Designing Tree Placement In A Small Yard

Do you live an area that makes it hard to grow grass? Find out how to use nothing more than hardscape materials to finish your property.

Designing Tree Placement In A Small Yard

21 October 2015
 Categories: , Blog

If you've got a small backyard but want to plant trees, the design or layout you choose should focus on similarities between the trees -- and these aren't always cosmetic. It takes good planning, but you can eventually have a small yard with well-chosen, healthy trees if you follow some guidelines. Here's what to consider when choosing and placing trees for your yard.

Common Factors

Chances are the trees you have will be planted in some sort of pattern or group. Even if you have only two trees, one in each far corner of your yard, there needs to be a unifying factor such as shape, size, or even type -- two fruit trees of similar height could work, for example, or two trees with similar flower colors. While there's nothing wrong with an asymmetrical design, even those aren't created randomly, and you can still detect patterns and similarities between the different components.

§ **Listing**
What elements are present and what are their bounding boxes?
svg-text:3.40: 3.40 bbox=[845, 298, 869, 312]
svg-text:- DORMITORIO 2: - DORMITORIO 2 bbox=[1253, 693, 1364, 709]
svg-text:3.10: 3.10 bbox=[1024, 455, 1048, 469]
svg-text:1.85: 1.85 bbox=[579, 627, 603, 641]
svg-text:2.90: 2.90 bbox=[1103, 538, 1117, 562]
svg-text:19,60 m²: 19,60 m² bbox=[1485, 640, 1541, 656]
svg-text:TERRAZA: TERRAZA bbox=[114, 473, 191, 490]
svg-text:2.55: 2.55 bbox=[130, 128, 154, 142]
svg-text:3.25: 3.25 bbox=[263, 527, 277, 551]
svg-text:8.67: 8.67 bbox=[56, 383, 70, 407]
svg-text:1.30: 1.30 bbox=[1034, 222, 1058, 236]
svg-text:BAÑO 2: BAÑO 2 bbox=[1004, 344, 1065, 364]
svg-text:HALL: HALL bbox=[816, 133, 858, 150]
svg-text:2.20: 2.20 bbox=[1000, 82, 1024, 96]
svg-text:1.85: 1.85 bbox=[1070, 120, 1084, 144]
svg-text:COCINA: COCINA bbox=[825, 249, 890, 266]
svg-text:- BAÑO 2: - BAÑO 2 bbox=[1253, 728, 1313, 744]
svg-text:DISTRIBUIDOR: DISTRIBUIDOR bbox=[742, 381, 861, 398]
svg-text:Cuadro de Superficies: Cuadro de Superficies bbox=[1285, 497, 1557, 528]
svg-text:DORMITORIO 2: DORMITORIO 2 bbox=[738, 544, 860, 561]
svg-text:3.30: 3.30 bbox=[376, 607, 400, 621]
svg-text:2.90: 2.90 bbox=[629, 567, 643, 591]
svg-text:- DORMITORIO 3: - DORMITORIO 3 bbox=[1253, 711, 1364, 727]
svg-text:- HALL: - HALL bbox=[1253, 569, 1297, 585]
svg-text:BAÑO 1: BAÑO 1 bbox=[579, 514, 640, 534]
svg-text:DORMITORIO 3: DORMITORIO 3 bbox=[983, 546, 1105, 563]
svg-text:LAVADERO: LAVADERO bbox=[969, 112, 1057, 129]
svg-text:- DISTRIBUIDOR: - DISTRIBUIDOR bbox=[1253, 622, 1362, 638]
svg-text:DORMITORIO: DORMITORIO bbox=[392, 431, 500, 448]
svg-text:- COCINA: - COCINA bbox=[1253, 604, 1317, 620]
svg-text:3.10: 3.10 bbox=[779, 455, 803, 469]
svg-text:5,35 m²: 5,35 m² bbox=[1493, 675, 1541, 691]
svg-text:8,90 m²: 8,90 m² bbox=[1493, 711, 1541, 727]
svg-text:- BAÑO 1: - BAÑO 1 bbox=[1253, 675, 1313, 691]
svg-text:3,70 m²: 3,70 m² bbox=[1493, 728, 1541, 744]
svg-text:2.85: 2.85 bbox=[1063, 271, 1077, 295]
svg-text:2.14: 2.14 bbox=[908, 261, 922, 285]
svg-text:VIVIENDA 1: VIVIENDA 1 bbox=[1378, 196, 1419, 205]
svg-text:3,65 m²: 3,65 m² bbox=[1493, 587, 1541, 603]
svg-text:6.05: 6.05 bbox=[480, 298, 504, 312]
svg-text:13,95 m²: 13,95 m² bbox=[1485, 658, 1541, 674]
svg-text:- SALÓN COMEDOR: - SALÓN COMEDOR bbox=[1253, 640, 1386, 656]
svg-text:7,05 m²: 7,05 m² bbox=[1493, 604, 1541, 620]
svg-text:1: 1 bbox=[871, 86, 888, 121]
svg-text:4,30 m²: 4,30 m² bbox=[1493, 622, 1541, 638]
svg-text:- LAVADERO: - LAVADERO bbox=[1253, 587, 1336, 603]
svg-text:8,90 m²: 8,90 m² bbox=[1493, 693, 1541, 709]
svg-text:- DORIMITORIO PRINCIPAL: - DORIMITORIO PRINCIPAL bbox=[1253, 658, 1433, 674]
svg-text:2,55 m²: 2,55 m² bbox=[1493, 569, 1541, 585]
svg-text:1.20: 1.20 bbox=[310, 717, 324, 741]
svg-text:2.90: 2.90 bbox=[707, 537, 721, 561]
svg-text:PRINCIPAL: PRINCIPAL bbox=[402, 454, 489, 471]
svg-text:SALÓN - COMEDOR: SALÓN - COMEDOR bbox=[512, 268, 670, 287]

§ **Written tasks**
[1] Which unifying factors does the tree placement post give as examples for trees planted in a yard?
[2] Repeat the tree placement post between "If you've got" and "the different components.", inclusive.
[3] Proceed with the post on tree placement in a small yard from the point where it stops.
The items come from a separate source.

§ **Responses for each task**
[1] Shape, size, or even type.

[2]
If you've got a small backyard but want to plant trees, the design or layout you choose should focus on similarities between the trees -- and these aren't always cosmetic. It takes good planning, but you can eventually have a small yard with well-chosen, healthy trees if you follow some guidelines. Here's what to consider when choosing and placing trees for your yard.

Common Factors

Chances are the trees you have will be planted in some sort of pattern or group. Even if you have only two trees, one in each far corner of your yard, there needs to be a unifying factor such as shape, size, or even type -- two fruit trees of similar height could work, for example, or two trees with similar flower colors. While there's nothing wrong with an asymmetrical design, even those aren't created randomly, and you can still detect patterns and similarities between the different components.

[3]
Nutrient Requirements

For ease of care, planting trees with similar nutritional requirements is usually a good idea. However, be sure that your soil can support the trees. For example, if you have trees that need a lot of water and a lot of nitrogen, more so than other trees, you must be willing to add adequate nitrogen to the soil if it doesn't have a lot of its own. If you're hoping the trees will just make do with what's in the soil, you won't have the trees for very long. If you don't feel that you can provide the fertilizer, water, and other needs for all of the trees in that part of the yard, you can also contract with a landscaping company.

Pollination Protection

Many trees need another tree from their species, or a closely related species, in order to set fruit. However, some trees are too good at setting fruit when fertilized by whatever pollen comes along, resulting in cross-pollination that affects the fruit the tree eventually bears. If you're planning a mini-orchard, you have to get the spacing right so that you end up with the types of fruits that you want.

If planning all of this on your own doesn't sound like something you want to tackle, contact a landscaping company, such as Maddox Garden Center & Landscaping, Inc., that has experience with small yards. The workers will know which trees go well in which groupings, as well as how to care for the trees. You can have a tree-filled backyard, and landscapers could be key in finding the right design for your property.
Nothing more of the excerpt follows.